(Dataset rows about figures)
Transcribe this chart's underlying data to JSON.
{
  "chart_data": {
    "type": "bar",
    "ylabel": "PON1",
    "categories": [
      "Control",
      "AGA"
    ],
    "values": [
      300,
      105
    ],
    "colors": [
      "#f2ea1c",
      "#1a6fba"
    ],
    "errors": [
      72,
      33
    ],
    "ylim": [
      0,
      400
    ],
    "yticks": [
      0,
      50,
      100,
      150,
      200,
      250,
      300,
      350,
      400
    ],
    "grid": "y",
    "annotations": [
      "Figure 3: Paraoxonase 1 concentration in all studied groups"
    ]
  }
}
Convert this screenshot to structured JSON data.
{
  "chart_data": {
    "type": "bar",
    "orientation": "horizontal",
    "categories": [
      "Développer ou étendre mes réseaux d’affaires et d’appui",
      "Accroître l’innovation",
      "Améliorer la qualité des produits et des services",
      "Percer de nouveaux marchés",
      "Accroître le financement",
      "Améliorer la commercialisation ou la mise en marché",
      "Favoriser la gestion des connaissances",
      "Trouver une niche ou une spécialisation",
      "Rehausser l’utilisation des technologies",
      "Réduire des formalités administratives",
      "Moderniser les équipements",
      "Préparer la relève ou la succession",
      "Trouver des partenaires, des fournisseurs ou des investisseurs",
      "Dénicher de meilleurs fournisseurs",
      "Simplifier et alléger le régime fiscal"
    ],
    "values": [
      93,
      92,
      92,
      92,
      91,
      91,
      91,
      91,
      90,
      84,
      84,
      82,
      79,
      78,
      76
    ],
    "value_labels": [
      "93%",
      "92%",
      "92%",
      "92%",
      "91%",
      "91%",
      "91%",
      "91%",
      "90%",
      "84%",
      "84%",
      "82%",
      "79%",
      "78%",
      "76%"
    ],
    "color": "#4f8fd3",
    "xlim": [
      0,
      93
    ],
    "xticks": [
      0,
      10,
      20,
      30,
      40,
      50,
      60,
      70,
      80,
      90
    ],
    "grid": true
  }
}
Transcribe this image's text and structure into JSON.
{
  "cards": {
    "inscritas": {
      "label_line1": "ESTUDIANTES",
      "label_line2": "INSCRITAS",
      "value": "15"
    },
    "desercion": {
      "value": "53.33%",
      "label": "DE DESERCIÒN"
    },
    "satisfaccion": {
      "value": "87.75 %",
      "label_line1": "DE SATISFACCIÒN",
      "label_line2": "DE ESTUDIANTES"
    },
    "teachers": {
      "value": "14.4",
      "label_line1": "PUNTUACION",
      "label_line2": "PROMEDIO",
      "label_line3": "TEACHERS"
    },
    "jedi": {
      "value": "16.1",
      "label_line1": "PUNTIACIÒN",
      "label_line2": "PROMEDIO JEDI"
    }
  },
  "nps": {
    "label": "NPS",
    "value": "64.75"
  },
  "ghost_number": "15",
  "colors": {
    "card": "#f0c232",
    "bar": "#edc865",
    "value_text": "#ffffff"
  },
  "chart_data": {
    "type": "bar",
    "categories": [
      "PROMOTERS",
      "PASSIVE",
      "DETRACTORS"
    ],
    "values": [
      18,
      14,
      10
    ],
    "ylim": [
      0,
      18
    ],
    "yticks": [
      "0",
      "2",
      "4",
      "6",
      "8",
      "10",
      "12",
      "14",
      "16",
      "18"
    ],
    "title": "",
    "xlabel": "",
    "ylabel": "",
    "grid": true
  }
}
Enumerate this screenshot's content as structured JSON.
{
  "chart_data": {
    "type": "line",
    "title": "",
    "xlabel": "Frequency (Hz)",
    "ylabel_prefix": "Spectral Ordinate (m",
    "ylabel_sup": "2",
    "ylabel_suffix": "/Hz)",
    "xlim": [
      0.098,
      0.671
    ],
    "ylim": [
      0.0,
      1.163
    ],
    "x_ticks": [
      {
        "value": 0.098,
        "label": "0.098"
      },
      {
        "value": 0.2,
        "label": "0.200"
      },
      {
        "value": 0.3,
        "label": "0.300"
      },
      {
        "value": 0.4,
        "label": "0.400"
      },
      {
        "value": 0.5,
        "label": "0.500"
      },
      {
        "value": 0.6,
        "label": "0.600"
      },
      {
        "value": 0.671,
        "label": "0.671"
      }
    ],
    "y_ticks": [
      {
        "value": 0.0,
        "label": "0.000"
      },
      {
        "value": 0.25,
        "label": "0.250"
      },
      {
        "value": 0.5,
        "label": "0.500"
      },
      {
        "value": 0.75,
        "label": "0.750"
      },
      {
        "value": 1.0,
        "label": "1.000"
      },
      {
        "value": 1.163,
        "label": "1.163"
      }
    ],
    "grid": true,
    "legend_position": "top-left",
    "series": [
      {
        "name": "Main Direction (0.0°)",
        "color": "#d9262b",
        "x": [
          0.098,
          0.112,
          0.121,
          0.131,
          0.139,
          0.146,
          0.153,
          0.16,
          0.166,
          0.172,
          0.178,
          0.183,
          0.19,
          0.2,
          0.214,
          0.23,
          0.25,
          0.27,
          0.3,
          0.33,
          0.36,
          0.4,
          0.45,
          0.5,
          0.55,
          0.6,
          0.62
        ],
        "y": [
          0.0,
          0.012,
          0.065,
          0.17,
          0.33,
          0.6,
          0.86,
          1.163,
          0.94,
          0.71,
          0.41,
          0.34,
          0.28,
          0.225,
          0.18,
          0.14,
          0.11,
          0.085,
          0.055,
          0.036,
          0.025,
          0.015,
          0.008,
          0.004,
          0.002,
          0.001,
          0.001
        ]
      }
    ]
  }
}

• EXERCISE BRIEF:
Write the data out again in full and exactly.

• SOLUTION:
Transcribe this chart's underlying data to JSON.
{
  "chart_data": {
    "type": "bar",
    "ylabel": "PON1",
    "categories": [
      "Control",
      "AGA"
    ],
    "values": [
      300,
      105
    ],
    "colors": [
      "#f2ea1c",
      "#1a6fba"
    ],
    "errors": [
      72,
      33
    ],
    "ylim": [
      0,
      400
    ],
    "yticks": [
      0,
      50,
      100,
      150,
      200,
      250,
      300,
      350,
      400
    ],
    "grid": "y",
    "annotations": [
      "Figure 3: Paraoxonase 1 concentration in all studied groups"
    ]
  }
}
Convert this screenshot to structured JSON data.
{
  "chart_data": {
    "type": "bar",
    "orientation": "horizontal",
    "categories": [
      "Développer ou étendre mes réseaux d’affaires et d’appui",
      "Accroître l’innovation",
      "Améliorer la qualité des produits et des services",
      "Percer de nouveaux marchés",
      "Accroître le financement",
      "Améliorer la commercialisation ou la mise en marché",
      "Favoriser la gestion des connaissances",
      "Trouver une niche ou une spécialisation",
      "Rehausser l’utilisation des technologies",
      "Réduire des formalités administratives",
      "Moderniser les équipements",
      "Préparer la relève ou la succession",
      "Trouver des partenaires, des fournisseurs ou des investisseurs",
      "Dénicher de meilleurs fournisseurs",
      "Simplifier et alléger le régime fiscal"
    ],
    "values": [
      93,
      92,
      92,
      92,
      91,
      91,
      91,
      91,
      90,
      84,
      84,
      82,
      79,
      78,
      76
    ],
    "value_labels": [
      "93%",
      "92%",
      "92%",
      "92%",
      "91%",
      "91%",
      "91%",
      "91%",
      "90%",
      "84%",
      "84%",
      "82%",
      "79%",
      "78%",
      "76%"
    ],
    "color": "#4f8fd3",
    "xlim": [
      0,
      93
    ],
    "xticks": [
      0,
      10,
      20,
      30,
      40,
      50,
      60,
      70,
      80,
      90
    ],
    "grid": true
  }
}
Transcribe this image's text and structure into JSON.
{
  "cards": {
    "inscritas": {
      "label_line1": "ESTUDIANTES",
      "label_line2": "INSCRITAS",
      "value": "15"
    },
    "desercion": {
      "value": "53.33%",
      "label": "DE DESERCIÒN"
    },
    "satisfaccion": {
      "value": "87.75 %",
      "label_line1": "DE SATISFACCIÒN",
      "label_line2": "DE ESTUDIANTES"
    },
    "teachers": {
      "value": "14.4",
      "label_line1": "PUNTUACION",
      "label_line2": "PROMEDIO",
      "label_line3": "TEACHERS"
    },
    "jedi": {
      "value": "16.1",
      "label_line1": "PUNTIACIÒN",
      "label_line2": "PROMEDIO JEDI"
    }
  },
  "nps": {
    "label": "NPS",
    "value": "64.75"
  },
  "ghost_number": "15",
  "colors": {
    "card": "#f0c232",
    "bar": "#edc865",
    "value_text": "#ffffff"
  },
  "chart_data": {
    "type": "bar",
    "categories": [
      "PROMOTERS",
      "PASSIVE",
      "DETRACTORS"
    ],
    "values": [
      18,
      14,
      10
    ],
    "ylim": [
      0,
      18
    ],
    "yticks": [
      "0",
      "2",
      "4",
      "6",
      "8",
      "10",
      "12",
      "14",
      "16",
      "18"
    ],
    "title": "",
    "xlabel": "",
    "ylabel": "",
    "grid": true
  }
}
Enumerate this screenshot's content as structured JSON.
{
  "chart_data": {
    "type": "line",
    "title": "",
    "xlabel": "Frequency (Hz)",
    "ylabel_prefix": "Spectral Ordinate (m",
    "ylabel_sup": "2",
    "ylabel_suffix": "/Hz)",
    "xlim": [
      0.098,
      0.671
    ],
    "ylim": [
      0.0,
      1.163
    ],
    "x_ticks": [
      {
        "value": 0.098,
        "label": "0.098"
      },
      {
        "value": 0.2,
        "label": "0.200"
      },
      {
        "value": 0.3,
        "label": "0.300"
      },
      {
        "value": 0.4,
        "label": "0.400"
      },
      {
        "value": 0.5,
        "label": "0.500"
      },
      {
        "value": 0.6,
        "label": "0.600"
      },
      {
        "value": 0.671,
        "label": "0.671"
      }
    ],
    "y_ticks": [
      {
        "value": 0.0,
        "label": "0.000"
      },
      {
        "value": 0.25,
        "label": "0.250"
      },
      {
        "value": 0.5,
        "label": "0.500"
      },
      {
        "value": 0.75,
        "label": "0.750"
      },
      {
        "value": 1.0,
        "label": "1.000"
      },
      {
        "value": 1.163,
        "label": "1.163"
      }
    ],
    "grid": true,
    "legend_position": "top-left",
    "series": [
      {
        "name": "Main Direction (0.0°)",
        "color": "#d9262b",
        "x": [
          0.098,
          0.112,
          0.121,
          0.131,
          0.139,
          0.146,
          0.153,
          0.16,
          0.166,
          0.172,
          0.178,
          0.183,
          0.19,
          0.2,
          0.214,
          0.23,
          0.25,
          0.27,
          0.3,
          0.33,
          0.36,
          0.4,
          0.45,
          0.5,
          0.55,
          0.6,
          0.62
        ],
        "y": [
          0.0,
          0.012,
          0.065,
          0.17,
          0.33,
          0.6,
          0.86,
          1.163,
          0.94,
          0.71,
          0.41,
          0.34,
          0.28,
          0.225,
          0.18,
          0.14,
          0.11,
          0.085,
          0.055,
          0.036,
          0.025,
          0.015,
          0.008,
          0.004,
          0.002,
          0.001,
          0.001
        ]
      }
    ]
  }
}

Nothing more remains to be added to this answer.